(Data excerpts)
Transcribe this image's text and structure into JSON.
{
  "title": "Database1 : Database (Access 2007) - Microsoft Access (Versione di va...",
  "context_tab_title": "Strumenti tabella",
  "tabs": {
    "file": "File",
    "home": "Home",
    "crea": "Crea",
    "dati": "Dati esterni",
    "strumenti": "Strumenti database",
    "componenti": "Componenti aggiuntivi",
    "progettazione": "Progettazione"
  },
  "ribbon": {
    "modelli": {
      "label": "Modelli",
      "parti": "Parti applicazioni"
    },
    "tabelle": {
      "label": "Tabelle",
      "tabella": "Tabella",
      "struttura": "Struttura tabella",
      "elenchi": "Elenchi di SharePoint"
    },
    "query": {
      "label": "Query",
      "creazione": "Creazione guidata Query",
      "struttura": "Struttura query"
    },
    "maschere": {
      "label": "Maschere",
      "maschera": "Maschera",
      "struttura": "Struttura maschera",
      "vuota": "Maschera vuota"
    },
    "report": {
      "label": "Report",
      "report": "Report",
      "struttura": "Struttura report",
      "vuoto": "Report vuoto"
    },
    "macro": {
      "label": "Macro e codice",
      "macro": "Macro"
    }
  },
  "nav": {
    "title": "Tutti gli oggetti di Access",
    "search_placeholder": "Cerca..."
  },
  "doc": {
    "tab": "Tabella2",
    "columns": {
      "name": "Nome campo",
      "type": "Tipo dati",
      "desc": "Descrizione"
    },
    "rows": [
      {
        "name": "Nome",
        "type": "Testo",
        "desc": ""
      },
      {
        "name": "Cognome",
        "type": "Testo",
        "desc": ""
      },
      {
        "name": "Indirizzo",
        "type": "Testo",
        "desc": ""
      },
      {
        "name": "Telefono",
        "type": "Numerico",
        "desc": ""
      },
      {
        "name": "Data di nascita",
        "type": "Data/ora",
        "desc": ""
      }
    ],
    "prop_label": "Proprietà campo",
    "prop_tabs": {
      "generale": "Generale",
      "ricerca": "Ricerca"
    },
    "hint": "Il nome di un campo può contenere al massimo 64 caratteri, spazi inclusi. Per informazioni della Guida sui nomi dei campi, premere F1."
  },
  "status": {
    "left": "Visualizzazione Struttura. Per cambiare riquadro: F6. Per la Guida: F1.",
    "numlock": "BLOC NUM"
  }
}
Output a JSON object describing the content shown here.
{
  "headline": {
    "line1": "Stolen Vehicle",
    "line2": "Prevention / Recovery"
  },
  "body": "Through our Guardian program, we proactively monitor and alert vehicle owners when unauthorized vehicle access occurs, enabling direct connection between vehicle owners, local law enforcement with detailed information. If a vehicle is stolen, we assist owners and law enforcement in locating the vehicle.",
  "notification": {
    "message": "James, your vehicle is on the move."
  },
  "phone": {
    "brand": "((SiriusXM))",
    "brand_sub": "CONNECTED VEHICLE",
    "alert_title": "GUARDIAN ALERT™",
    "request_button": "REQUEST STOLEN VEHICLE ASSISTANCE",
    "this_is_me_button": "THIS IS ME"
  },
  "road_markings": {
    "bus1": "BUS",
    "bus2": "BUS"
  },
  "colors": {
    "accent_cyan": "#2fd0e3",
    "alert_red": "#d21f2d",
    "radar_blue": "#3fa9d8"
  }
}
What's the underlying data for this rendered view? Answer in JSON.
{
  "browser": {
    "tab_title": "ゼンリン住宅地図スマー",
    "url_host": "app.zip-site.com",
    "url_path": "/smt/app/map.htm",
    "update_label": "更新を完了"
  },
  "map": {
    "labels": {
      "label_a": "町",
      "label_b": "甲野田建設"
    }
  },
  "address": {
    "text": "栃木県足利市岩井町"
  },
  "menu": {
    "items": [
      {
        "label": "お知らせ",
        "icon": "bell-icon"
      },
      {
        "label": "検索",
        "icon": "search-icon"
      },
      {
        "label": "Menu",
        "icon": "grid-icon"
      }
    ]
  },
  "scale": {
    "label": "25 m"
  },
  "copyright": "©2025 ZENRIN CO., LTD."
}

## DIRECTIONS FOR THIS TASK
The word "name" appears in how many lines of the records? Give the number only.

## WRITTEN RESPONSE
6